(Records from a collection)
%%

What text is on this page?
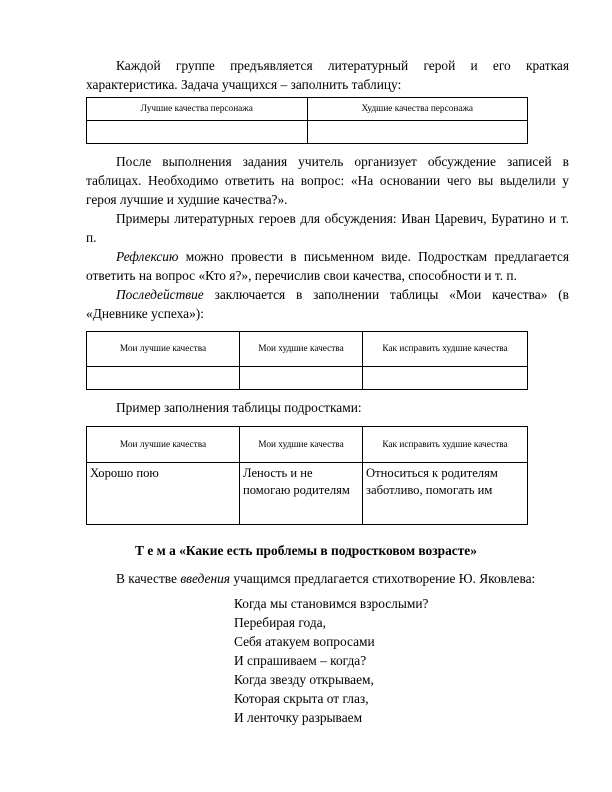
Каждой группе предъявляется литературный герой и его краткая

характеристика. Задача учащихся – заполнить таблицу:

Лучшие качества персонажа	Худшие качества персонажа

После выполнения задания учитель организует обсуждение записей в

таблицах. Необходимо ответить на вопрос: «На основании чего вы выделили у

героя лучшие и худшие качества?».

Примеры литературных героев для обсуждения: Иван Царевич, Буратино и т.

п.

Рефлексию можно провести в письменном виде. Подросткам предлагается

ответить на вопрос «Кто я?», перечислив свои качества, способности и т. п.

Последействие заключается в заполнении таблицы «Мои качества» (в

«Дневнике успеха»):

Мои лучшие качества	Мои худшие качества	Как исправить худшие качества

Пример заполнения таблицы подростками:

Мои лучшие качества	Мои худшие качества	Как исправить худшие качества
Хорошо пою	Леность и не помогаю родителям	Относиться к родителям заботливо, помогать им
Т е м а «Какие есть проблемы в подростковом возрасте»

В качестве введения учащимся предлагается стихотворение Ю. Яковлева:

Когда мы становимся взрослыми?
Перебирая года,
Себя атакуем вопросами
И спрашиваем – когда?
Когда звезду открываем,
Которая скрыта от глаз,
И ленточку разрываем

%%
%%

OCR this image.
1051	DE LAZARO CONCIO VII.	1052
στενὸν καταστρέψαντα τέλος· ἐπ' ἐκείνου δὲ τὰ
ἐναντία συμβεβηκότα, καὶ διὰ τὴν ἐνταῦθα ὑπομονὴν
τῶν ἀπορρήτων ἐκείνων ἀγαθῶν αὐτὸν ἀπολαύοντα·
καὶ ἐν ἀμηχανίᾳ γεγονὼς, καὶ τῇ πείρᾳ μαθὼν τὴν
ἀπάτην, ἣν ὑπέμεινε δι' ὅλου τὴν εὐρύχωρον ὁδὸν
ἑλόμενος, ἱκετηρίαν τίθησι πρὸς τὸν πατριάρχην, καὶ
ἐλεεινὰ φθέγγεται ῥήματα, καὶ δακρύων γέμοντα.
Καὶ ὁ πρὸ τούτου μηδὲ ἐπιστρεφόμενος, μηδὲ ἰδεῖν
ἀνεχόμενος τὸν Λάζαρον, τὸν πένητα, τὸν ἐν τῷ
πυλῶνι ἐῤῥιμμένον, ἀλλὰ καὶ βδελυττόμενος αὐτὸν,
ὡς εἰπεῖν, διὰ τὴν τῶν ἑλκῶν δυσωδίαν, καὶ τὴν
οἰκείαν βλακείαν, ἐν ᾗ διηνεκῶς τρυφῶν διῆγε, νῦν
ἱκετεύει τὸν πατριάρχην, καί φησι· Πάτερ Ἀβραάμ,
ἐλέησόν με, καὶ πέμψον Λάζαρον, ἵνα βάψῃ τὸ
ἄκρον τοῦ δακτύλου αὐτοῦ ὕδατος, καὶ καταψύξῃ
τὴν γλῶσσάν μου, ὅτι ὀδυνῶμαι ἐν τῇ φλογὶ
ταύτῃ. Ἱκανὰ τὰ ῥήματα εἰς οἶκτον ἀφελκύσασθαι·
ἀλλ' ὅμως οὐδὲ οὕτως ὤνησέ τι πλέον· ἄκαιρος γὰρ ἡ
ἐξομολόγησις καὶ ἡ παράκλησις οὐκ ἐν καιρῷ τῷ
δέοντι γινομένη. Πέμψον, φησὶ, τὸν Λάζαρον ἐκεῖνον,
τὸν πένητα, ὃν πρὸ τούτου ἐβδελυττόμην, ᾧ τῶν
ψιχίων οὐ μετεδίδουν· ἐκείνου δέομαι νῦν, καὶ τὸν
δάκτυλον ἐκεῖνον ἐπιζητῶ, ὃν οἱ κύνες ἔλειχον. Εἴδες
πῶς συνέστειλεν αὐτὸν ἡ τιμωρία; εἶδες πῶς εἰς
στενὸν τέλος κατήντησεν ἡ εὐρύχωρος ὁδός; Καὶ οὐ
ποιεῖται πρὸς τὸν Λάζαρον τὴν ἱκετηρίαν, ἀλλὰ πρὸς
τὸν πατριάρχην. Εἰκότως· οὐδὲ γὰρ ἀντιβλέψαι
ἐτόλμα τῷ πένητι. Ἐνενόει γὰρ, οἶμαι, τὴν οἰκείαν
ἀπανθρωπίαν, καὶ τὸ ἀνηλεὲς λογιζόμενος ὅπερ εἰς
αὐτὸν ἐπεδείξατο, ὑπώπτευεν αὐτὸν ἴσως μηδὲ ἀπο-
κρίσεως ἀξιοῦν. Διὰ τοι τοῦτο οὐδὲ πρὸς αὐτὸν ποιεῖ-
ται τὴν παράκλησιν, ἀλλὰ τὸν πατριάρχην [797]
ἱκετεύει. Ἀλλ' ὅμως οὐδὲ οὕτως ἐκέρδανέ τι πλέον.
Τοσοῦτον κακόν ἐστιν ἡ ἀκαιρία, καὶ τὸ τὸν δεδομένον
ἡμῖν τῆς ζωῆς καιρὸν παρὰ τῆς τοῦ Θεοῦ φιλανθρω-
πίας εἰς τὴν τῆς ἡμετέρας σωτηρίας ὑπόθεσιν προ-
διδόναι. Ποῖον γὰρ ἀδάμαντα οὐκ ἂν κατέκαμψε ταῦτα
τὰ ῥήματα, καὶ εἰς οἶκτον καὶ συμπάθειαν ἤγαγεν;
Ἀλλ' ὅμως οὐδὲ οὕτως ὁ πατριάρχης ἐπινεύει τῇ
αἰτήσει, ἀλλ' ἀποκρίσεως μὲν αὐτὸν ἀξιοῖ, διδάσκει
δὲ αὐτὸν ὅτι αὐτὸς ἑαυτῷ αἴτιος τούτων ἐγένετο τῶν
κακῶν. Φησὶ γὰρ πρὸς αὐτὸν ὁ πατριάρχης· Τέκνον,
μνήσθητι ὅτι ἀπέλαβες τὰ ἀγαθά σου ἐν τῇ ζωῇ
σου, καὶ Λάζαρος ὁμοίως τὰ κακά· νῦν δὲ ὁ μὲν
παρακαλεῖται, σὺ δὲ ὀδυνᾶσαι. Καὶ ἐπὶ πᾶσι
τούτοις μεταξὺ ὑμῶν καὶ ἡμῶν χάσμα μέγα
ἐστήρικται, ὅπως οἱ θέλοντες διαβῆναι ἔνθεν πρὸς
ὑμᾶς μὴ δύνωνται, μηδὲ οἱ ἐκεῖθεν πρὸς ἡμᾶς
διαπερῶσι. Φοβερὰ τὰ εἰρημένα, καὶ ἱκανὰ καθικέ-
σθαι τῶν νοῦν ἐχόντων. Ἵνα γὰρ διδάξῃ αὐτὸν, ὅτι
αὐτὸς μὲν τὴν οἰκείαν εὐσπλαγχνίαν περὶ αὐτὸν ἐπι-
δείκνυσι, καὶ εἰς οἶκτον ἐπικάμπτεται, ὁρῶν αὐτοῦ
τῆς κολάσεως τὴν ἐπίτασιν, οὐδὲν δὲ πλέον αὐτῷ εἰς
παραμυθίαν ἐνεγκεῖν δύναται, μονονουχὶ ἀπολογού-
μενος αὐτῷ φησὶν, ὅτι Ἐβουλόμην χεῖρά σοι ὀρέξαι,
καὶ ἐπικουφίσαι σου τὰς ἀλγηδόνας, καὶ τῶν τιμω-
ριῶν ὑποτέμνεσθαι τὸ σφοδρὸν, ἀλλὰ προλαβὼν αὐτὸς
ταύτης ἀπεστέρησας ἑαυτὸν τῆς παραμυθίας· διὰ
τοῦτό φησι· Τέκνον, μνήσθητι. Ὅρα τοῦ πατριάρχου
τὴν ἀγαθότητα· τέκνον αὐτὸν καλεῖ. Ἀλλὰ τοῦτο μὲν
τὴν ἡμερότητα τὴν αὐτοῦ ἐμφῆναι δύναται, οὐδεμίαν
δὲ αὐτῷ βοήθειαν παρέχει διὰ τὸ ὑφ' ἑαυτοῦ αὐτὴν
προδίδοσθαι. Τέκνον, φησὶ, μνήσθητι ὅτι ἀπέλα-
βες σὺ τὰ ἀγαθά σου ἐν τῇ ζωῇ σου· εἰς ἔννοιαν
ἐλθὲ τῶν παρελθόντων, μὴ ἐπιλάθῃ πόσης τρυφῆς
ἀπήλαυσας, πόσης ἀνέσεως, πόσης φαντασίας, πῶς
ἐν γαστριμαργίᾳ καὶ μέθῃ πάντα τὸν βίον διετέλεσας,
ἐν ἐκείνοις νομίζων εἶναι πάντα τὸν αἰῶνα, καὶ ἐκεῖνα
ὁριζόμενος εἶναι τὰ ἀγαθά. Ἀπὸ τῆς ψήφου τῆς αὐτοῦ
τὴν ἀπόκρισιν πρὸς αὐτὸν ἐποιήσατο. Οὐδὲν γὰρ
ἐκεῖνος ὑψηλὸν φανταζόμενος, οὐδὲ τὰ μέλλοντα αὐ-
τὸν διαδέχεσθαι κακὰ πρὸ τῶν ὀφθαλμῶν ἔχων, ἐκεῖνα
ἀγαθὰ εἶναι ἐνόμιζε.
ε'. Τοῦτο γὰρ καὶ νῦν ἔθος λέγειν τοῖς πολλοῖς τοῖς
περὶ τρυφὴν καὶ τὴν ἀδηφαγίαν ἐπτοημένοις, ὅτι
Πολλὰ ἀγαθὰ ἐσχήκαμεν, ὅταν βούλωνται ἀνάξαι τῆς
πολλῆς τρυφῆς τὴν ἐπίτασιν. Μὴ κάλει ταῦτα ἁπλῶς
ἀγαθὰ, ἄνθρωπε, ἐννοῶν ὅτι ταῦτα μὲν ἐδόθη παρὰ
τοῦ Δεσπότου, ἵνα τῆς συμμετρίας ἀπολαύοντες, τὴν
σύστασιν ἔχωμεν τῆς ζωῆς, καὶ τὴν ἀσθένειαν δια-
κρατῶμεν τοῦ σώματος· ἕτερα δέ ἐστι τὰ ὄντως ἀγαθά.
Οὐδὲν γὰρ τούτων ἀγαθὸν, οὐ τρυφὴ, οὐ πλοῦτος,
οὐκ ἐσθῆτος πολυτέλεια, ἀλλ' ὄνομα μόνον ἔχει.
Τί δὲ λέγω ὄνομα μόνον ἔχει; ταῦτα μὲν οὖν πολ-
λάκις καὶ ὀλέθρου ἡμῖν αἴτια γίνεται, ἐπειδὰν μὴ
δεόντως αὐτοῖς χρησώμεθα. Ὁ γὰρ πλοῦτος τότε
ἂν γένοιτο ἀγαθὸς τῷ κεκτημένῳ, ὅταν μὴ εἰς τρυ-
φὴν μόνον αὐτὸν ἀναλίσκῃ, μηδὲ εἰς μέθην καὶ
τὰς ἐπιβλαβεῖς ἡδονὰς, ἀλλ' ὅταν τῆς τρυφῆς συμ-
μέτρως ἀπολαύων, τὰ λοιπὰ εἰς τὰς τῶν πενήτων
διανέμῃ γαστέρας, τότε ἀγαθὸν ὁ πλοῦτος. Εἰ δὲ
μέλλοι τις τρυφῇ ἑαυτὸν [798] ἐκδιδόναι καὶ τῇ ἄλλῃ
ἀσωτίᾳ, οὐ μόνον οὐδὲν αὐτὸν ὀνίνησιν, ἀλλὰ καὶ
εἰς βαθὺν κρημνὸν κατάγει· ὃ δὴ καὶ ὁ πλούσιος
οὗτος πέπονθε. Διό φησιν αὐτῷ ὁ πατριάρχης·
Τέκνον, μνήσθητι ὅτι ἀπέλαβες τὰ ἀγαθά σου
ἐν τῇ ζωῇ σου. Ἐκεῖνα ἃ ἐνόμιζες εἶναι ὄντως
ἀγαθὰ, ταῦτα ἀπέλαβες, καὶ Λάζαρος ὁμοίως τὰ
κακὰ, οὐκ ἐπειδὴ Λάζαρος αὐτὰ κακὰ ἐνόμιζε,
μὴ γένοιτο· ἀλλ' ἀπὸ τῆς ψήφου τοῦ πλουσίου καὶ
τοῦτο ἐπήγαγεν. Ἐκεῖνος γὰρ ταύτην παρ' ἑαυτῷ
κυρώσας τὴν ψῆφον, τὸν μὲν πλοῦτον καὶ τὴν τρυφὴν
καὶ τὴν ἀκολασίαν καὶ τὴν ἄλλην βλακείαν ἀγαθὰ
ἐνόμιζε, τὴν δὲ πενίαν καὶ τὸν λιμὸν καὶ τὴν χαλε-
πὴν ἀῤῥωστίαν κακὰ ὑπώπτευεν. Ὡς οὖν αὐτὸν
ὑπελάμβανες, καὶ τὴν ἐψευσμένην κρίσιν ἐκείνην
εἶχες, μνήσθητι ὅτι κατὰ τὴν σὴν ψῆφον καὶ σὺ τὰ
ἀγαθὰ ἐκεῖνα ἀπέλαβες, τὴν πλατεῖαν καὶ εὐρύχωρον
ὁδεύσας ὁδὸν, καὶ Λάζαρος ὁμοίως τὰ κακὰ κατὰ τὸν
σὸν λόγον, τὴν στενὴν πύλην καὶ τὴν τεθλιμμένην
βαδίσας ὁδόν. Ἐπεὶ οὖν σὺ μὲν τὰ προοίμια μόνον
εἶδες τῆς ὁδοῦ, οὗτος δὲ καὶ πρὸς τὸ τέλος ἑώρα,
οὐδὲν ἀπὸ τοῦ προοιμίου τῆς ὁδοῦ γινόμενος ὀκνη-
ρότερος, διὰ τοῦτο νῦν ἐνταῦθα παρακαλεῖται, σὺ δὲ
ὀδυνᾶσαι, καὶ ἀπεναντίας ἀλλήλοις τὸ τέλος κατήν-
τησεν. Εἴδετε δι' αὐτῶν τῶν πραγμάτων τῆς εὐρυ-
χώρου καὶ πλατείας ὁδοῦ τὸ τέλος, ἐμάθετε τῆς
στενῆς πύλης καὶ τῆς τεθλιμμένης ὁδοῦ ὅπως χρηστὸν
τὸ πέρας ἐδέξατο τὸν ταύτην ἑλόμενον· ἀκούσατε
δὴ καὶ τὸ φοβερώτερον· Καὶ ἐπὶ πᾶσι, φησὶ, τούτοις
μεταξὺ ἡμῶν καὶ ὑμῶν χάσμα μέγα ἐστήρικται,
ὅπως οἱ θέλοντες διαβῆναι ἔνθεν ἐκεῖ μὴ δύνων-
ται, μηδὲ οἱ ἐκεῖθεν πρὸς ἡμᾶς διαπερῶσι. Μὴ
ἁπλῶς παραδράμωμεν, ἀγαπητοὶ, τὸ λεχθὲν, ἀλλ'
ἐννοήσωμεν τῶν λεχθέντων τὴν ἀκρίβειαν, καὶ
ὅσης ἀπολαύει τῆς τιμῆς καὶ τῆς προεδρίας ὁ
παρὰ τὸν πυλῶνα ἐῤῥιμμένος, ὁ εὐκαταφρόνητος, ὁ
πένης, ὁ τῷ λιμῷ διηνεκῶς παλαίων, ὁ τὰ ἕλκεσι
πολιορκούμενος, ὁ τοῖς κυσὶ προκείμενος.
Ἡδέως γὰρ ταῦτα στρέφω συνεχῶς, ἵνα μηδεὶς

%%
%%

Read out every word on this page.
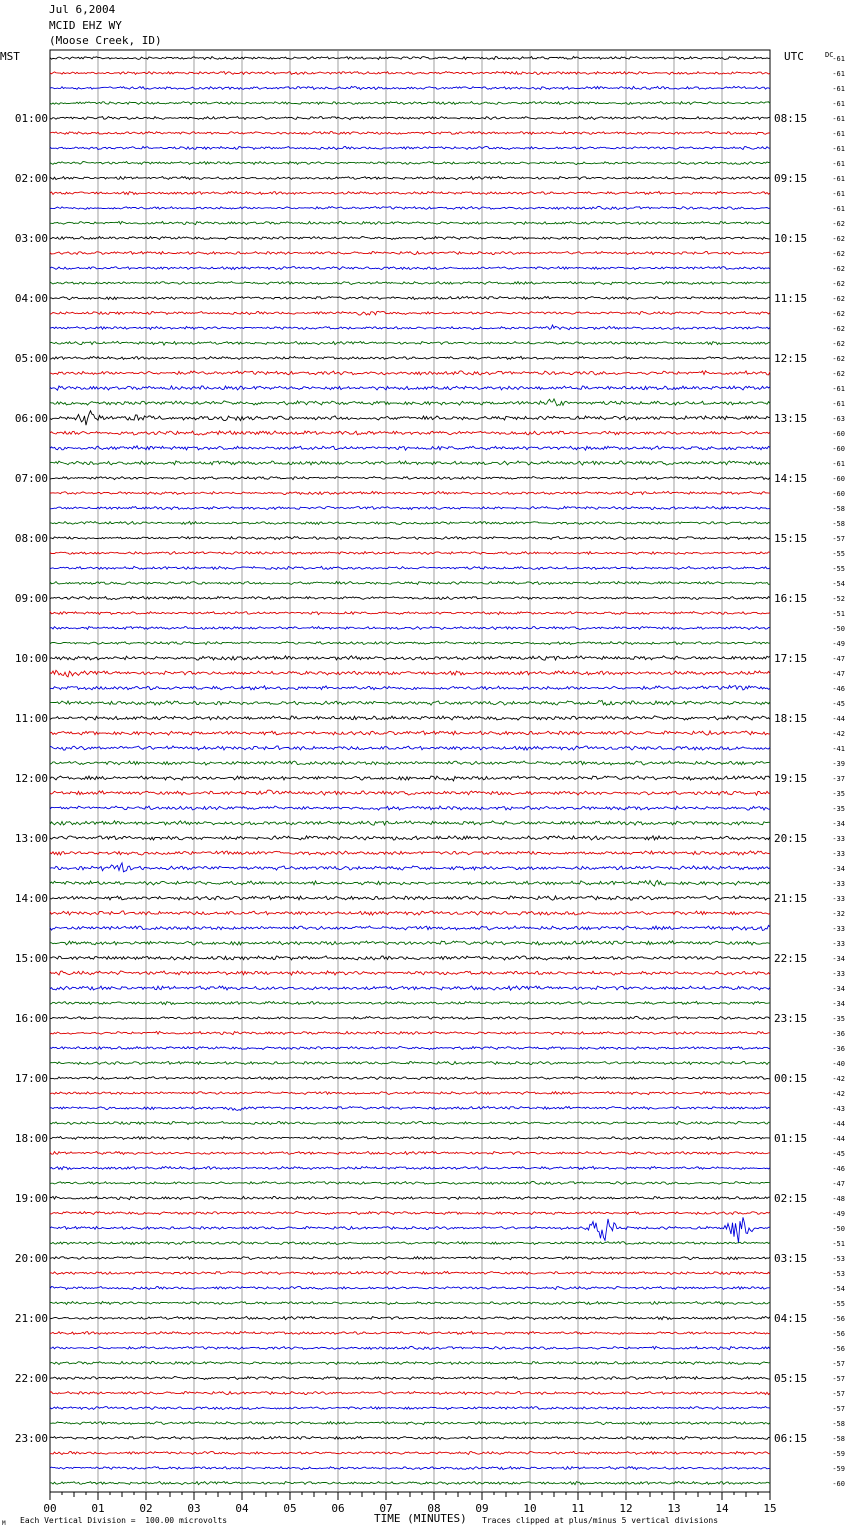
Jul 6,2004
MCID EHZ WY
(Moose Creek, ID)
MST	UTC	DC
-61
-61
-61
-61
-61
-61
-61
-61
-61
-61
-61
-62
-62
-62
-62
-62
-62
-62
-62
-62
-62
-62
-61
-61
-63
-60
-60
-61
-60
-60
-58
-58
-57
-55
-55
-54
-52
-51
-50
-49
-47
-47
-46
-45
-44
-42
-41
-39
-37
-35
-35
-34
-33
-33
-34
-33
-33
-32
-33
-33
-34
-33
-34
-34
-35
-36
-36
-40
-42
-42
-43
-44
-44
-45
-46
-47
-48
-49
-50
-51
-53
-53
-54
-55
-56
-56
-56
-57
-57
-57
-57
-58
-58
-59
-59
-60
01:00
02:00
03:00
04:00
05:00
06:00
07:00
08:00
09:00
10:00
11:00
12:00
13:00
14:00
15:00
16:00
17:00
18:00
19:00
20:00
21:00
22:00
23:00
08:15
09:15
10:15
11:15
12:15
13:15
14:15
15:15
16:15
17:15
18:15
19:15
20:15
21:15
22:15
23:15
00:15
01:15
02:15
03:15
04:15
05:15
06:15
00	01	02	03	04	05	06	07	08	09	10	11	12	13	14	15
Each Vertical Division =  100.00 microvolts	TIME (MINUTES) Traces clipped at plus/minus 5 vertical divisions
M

%%

◆ **Stated exercise**
List every line above that holds the word "Λάζαρος".

◆ **Response to this task**
σου, καὶ Λάζαρος ὁμοίως τὰ κακά· νῦν δὲ ὁ μὲν
ἀγαθὰ, ταῦτα ἀπέλαβες, καὶ Λάζαρος ὁμοίως τὰ
κακὰ, οὐκ ἐπειδὴ Λάζαρος αὐτὰ κακὰ ἐνόμιζε,
ὁδεύσας ὁδὸν, καὶ Λάζαρος ὁμοίως τὰ κακὰ κατὰ τὸν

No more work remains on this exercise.